◆ **TASK TO COMPLETE**
Show only lines that include "text".

_ _ _ _ _ _ _

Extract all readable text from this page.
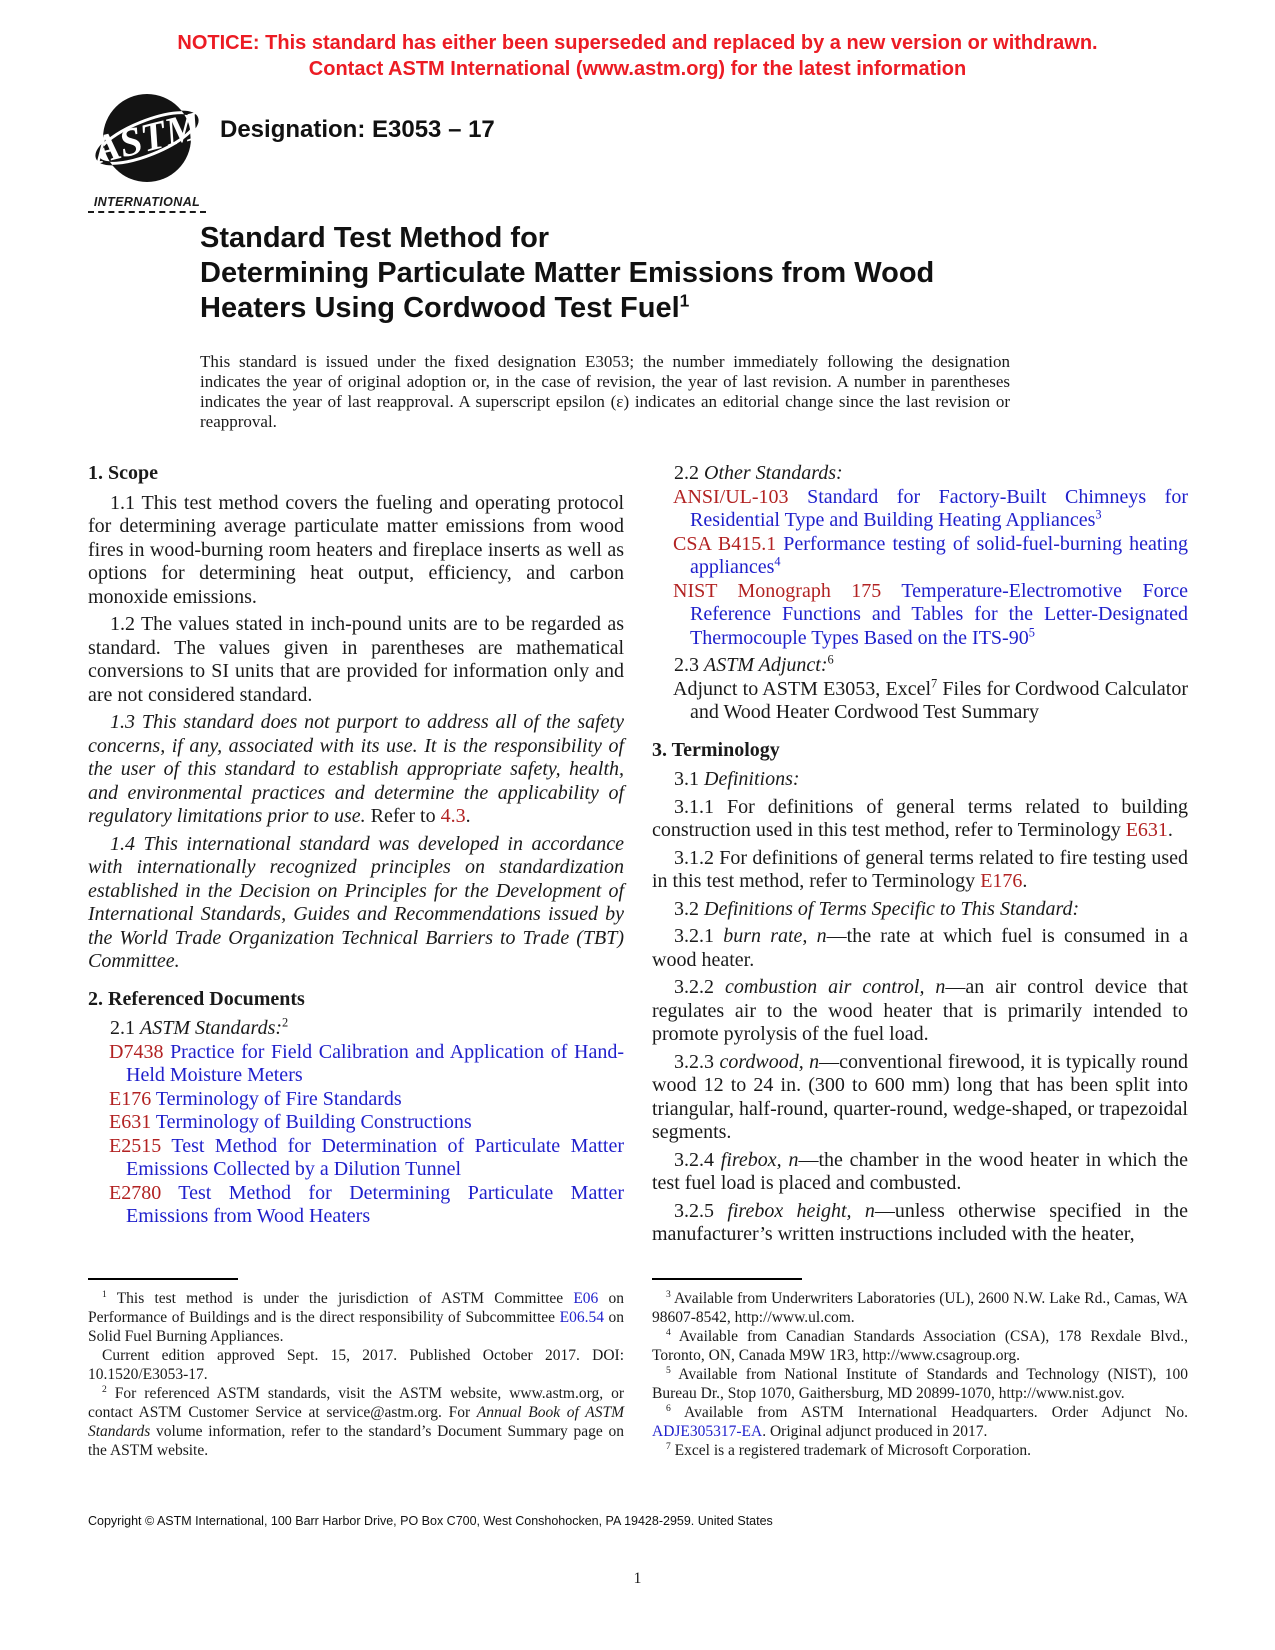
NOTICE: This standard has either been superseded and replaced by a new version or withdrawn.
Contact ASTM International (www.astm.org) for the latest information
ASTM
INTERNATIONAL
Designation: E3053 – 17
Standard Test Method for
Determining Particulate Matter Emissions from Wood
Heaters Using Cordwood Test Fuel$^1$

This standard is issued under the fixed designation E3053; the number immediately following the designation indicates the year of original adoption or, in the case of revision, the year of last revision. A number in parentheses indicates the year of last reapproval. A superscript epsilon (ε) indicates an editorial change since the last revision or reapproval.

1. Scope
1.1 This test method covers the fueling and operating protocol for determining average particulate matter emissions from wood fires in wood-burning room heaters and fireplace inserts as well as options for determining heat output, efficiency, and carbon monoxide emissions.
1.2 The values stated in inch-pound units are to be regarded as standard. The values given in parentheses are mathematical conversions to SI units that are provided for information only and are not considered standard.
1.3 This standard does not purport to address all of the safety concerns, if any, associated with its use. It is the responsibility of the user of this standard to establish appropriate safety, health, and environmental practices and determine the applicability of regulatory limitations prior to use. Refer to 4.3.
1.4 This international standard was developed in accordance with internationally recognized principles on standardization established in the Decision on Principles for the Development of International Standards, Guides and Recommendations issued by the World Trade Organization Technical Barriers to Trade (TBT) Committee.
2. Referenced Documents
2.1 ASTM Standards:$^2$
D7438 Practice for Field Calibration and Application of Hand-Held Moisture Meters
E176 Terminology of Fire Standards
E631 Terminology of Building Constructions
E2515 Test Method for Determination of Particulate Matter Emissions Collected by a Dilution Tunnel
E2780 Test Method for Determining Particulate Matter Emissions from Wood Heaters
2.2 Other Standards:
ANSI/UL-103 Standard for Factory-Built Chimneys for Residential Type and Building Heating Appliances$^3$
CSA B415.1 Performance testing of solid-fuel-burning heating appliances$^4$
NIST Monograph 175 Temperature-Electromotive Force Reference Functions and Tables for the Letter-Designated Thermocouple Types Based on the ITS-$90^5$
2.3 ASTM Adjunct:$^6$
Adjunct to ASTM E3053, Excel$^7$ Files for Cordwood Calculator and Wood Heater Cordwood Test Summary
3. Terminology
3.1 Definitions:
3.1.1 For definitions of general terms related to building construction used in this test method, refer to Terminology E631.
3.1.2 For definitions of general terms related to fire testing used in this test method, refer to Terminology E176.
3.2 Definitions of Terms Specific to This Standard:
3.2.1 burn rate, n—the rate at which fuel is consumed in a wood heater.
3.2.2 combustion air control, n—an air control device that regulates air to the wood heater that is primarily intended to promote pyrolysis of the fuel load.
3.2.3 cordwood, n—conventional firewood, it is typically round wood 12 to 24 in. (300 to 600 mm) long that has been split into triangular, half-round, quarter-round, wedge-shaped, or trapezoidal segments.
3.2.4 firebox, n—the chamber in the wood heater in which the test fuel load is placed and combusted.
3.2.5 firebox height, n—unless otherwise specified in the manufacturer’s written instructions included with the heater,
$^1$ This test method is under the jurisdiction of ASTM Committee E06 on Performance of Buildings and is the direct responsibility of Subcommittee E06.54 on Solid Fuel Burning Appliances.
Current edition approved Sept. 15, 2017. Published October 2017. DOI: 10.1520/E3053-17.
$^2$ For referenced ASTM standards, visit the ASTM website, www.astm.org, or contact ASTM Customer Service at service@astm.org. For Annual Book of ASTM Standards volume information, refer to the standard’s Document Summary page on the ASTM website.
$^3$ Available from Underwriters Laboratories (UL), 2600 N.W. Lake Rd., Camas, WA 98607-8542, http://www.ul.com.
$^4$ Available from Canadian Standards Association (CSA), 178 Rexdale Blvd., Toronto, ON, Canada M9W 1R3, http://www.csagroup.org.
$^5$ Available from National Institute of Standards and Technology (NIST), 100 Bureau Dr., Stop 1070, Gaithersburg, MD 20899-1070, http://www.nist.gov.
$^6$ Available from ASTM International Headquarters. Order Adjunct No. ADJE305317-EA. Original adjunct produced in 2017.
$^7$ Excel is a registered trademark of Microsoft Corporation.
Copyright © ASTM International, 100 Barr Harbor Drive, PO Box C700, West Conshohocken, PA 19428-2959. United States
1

_ _ _ _ _ _ _

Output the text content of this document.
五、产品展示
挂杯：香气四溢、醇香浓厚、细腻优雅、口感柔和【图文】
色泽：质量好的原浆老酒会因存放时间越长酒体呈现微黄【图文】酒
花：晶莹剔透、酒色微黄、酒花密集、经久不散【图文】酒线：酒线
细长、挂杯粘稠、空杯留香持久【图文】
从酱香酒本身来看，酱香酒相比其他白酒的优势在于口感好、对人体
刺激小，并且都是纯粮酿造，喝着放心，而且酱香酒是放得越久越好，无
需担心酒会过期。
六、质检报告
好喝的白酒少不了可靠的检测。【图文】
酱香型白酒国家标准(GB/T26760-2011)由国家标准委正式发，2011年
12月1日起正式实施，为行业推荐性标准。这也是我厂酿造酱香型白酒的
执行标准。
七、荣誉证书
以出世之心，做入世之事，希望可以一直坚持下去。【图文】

_ _ _ _ _ _ _

◆ **ANSWER IN FULL**
Extract all readable text from this page.
Output the text content of this document.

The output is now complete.